_DIRECTIONS_
Search the material and gather each line with "delay" in it.

_GIVEN RECORDS_
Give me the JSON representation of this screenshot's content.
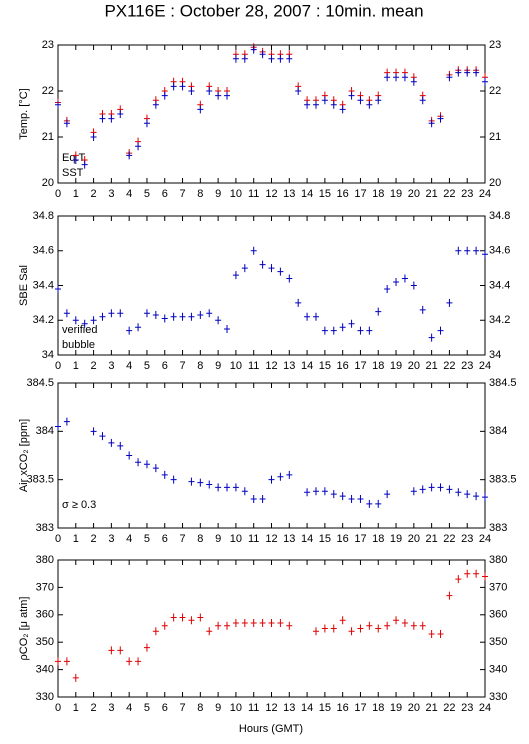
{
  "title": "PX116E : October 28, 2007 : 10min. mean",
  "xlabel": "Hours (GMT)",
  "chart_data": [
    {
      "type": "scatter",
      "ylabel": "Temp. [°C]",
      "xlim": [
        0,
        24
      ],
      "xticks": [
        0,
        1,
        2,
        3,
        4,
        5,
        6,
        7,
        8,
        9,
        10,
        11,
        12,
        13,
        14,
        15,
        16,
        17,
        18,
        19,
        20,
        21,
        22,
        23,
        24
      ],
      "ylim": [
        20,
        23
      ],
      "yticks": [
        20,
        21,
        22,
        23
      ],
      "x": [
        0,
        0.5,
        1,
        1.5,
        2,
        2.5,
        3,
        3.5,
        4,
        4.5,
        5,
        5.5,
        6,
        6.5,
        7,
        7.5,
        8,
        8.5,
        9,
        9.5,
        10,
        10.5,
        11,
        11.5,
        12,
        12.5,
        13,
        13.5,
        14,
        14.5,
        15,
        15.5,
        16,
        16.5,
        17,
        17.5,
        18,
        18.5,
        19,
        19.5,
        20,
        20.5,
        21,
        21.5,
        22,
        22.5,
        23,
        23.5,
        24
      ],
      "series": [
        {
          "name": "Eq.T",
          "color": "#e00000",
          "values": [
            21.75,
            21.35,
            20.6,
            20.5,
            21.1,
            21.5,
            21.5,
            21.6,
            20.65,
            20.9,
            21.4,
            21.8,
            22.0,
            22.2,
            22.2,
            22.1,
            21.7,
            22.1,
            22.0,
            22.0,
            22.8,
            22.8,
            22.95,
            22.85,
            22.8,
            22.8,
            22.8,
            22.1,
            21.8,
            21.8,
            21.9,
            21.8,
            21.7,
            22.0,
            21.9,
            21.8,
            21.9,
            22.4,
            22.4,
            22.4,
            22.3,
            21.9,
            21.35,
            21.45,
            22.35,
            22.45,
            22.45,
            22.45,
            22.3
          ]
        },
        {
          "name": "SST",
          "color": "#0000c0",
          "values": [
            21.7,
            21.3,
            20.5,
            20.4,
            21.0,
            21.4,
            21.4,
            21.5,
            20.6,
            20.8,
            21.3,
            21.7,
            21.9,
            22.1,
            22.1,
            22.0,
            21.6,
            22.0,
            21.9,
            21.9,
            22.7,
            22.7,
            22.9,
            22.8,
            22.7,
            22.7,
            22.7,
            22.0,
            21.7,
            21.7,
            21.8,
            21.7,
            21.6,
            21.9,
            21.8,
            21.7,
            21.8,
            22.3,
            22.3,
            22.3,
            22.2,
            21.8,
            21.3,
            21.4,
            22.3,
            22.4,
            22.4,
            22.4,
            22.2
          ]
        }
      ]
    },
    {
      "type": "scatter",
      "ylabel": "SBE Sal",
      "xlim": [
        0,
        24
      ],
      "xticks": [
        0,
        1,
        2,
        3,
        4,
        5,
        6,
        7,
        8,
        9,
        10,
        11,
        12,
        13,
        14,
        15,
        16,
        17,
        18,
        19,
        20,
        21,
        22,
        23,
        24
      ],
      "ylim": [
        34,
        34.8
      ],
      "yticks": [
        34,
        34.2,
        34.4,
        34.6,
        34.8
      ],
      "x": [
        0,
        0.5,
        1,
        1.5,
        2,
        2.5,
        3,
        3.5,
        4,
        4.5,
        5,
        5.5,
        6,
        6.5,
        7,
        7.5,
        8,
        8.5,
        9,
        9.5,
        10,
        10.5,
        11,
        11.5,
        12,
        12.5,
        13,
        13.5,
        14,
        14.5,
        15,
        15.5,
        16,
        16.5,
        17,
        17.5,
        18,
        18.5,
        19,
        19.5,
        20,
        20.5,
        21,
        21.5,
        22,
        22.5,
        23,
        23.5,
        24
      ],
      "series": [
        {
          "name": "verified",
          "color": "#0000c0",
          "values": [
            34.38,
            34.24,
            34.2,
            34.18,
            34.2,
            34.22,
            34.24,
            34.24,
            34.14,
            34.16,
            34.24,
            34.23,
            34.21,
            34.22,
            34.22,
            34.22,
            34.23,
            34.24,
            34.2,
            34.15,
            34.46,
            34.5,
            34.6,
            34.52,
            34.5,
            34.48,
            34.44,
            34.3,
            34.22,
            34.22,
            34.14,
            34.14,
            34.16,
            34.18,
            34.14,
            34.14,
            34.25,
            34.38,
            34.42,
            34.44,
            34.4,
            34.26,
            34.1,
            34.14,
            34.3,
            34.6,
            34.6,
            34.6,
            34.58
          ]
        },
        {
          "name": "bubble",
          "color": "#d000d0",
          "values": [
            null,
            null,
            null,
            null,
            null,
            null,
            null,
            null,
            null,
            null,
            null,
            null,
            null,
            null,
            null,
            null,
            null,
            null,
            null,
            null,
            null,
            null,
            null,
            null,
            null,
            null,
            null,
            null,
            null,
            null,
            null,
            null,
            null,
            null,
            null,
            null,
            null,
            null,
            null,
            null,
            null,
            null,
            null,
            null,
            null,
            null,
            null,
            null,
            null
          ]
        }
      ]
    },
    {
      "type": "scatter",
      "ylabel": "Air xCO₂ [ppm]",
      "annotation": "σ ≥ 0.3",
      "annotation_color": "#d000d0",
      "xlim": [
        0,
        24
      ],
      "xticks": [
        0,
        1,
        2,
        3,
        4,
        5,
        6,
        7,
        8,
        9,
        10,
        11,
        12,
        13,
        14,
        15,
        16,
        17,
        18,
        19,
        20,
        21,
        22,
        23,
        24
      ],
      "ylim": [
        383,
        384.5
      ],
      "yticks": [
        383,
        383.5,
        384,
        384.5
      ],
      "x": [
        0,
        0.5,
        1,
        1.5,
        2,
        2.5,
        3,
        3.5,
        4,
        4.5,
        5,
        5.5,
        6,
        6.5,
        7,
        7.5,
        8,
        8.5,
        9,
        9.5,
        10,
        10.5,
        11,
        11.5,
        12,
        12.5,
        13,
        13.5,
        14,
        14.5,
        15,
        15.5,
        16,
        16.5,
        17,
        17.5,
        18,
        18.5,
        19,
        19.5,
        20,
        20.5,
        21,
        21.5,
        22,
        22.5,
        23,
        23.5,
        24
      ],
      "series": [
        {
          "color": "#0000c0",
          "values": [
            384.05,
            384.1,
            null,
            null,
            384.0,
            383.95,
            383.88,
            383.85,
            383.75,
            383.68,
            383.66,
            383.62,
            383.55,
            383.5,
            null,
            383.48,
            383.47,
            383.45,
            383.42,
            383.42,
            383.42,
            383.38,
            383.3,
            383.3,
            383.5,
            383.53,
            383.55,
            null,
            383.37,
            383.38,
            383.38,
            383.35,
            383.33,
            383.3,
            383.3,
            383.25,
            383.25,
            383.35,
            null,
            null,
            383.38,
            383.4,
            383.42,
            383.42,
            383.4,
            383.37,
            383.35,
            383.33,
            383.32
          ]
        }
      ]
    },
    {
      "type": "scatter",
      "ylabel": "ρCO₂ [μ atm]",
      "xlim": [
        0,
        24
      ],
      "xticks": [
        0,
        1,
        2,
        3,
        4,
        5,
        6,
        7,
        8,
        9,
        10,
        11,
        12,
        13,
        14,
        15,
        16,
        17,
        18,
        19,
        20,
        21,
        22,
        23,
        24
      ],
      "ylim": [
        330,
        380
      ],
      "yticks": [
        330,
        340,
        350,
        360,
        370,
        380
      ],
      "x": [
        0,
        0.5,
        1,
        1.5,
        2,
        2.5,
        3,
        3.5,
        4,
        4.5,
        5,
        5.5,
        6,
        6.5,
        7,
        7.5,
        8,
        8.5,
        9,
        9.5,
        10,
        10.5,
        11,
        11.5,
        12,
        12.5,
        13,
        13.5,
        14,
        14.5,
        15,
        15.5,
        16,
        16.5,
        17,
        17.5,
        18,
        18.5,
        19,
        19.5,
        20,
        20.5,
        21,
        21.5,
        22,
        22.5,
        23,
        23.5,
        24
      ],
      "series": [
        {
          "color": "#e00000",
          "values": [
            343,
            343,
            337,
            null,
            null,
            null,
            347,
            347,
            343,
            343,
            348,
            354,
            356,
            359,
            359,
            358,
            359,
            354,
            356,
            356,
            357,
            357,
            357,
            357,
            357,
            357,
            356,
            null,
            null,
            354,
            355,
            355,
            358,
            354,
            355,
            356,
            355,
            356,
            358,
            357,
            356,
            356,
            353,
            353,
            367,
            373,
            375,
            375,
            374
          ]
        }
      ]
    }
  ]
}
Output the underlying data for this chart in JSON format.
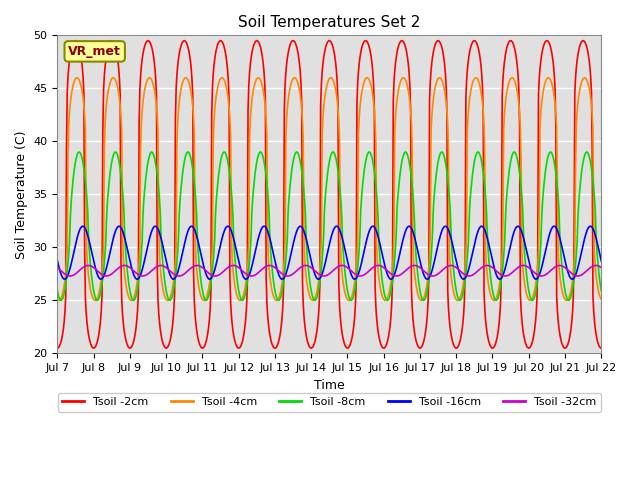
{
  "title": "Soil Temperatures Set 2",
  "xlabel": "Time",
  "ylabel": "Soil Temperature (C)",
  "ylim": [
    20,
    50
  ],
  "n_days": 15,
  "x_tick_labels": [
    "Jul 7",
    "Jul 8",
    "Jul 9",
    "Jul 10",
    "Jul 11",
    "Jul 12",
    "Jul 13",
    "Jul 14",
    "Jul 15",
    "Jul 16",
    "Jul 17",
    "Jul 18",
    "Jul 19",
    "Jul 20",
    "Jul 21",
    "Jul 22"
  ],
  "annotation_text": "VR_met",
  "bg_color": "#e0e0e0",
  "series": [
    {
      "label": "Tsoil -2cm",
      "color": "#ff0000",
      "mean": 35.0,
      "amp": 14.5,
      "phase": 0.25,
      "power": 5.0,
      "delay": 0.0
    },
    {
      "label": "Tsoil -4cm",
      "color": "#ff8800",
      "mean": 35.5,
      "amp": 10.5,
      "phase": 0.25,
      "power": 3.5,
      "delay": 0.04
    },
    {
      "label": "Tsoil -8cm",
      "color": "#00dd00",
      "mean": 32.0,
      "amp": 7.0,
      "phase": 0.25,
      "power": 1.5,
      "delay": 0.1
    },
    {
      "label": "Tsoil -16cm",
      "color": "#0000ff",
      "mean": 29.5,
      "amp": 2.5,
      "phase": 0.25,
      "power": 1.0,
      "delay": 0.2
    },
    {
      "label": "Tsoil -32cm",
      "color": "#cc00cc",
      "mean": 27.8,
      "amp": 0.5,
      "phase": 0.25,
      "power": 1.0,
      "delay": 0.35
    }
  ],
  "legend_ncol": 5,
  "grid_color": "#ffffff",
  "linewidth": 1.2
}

_SOLUTION TO THIS PROBLEM_
      "delay": 0.0
      "delay": 0.04
      "delay": 0.1
      "delay": 0.2
      "delay": 0.35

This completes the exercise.